■ Exercise objective:
Count every line of the listing where the string "appeared" occurs, and reply with the count alone.

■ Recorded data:
## start
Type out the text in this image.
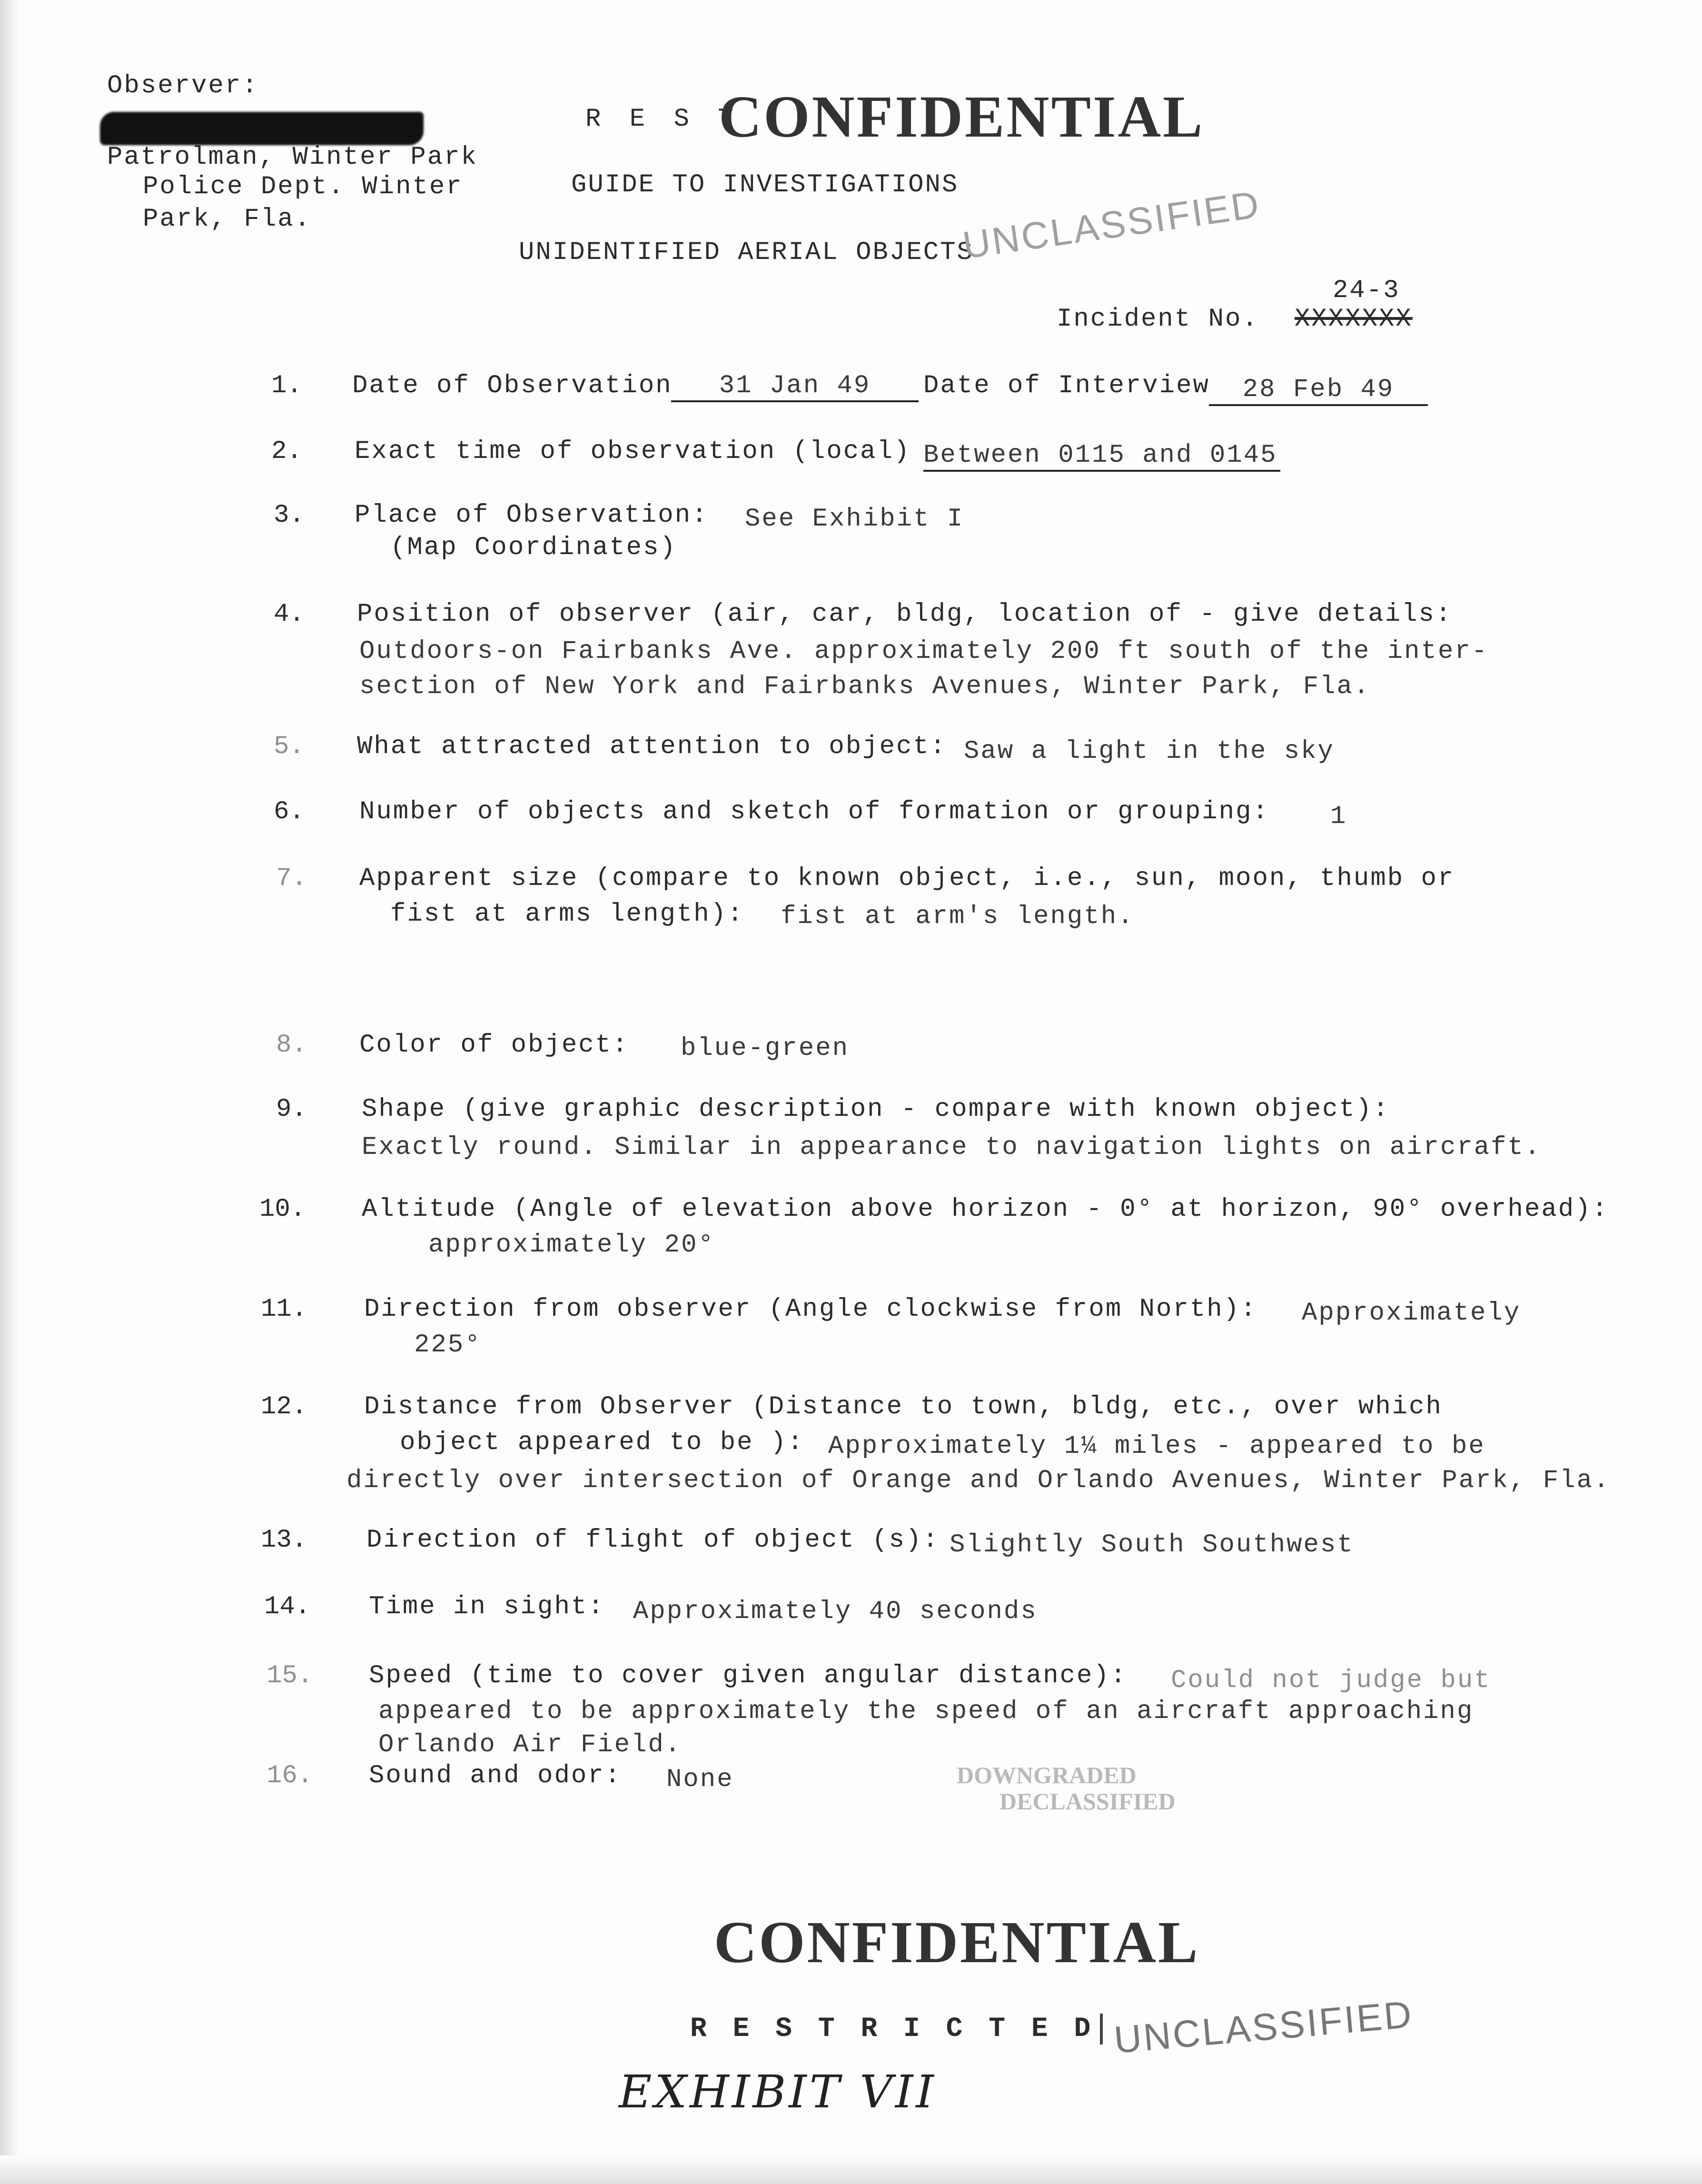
Observer:
Patrolman, Winter Park
Police Dept. Winter
Park, Fla.
R E S T
CONFIDENTIAL
GUIDE TO INVESTIGATIONS
UNIDENTIFIED AERIAL OBJECTS
UNCLASSIFIED
24-3
Incident No. XXXXXXX
1. Date of Observation	31 Jan 49	Date of Interview	28 Feb 49
2. Exact time of observation (local) Between 0115 and 0145
3. Place of Observation: See Exhibit I
(Map Coordinates)
4. Position of observer (air, car, bldg, location of - give details:
Outdoors-on Fairbanks Ave. approximately 200 ft south of the inter-
section of New York and Fairbanks Avenues, Winter Park, Fla.
5. What attracted attention to object: Saw a light in the sky
6. Number of objects and sketch of formation or grouping: 1
7. Apparent size (compare to known object, i.e., sun, moon, thumb or
fist at arms length): fist at arm's length.
8. Color of object: blue-green
9. Shape (give graphic description - compare with known object):
Exactly round. Similar in appearance to navigation lights on aircraft.
10. Altitude (Angle of elevation above horizon - 0° at horizon, 90° overhead):
approximately 20°
11. Direction from observer (Angle clockwise from North): Approximately
225°
12. Distance from Observer (Distance to town, bldg, etc., over which
object appeared to be ): Approximately 1¼ miles - appeared to be
directly over intersection of Orange and Orlando Avenues, Winter Park, Fla.
13. Direction of flight of object (s): Slightly South Southwest
14. Time in sight: Approximately 40 seconds
15. Speed (time to cover given angular distance): Could not judge but
appeared to be approximately the speed of an aircraft approaching
Orlando Air Field.
16. Sound and odor: None	DOWNGRADED
DECLASSIFIED
CONFIDENTIAL
R E S T R I C T E D UNCLASSIFIED
EXHIBIT VII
## end
■ Response to the exercise:
2